Task brief:
In the records below, find each line with the word "eine" and copy it.

— START OF Records provided —

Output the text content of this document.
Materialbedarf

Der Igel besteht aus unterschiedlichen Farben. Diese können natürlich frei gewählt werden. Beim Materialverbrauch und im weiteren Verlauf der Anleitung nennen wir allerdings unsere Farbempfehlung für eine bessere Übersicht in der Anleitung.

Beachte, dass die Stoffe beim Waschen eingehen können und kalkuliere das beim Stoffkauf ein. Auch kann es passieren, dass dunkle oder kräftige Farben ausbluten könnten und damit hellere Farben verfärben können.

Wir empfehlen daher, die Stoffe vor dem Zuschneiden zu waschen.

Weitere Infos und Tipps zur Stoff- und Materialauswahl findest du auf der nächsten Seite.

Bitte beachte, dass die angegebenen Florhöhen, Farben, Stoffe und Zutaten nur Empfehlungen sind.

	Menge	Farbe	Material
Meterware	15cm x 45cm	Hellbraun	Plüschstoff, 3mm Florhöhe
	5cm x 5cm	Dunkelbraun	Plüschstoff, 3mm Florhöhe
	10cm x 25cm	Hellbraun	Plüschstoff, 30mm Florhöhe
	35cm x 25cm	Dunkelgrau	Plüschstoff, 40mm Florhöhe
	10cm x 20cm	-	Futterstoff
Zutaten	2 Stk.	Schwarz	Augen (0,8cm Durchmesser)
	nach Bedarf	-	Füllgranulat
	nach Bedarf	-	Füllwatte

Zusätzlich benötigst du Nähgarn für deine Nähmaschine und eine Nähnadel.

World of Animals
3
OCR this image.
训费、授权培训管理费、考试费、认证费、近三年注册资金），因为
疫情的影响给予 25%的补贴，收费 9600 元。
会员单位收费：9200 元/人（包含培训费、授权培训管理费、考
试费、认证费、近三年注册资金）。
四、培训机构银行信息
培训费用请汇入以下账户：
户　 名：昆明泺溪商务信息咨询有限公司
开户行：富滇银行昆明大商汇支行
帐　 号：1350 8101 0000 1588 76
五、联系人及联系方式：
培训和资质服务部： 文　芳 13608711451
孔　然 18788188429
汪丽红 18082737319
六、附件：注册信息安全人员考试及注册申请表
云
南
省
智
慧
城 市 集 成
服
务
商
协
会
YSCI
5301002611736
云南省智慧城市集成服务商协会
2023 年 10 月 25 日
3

— END OF Records provided —

Finished exercise:
Der Igel besteht aus unterschiedlichen Farben. Diese können natürlich frei gewählt werden. Beim Materialverbrauch und im weiteren Verlauf der Anleitung nennen wir allerdings unsere Farbempfehlung für eine bessere Übersicht in der Anleitung.
Zusätzlich benötigst du Nähgarn für deine Nähmaschine und eine Nähnadel.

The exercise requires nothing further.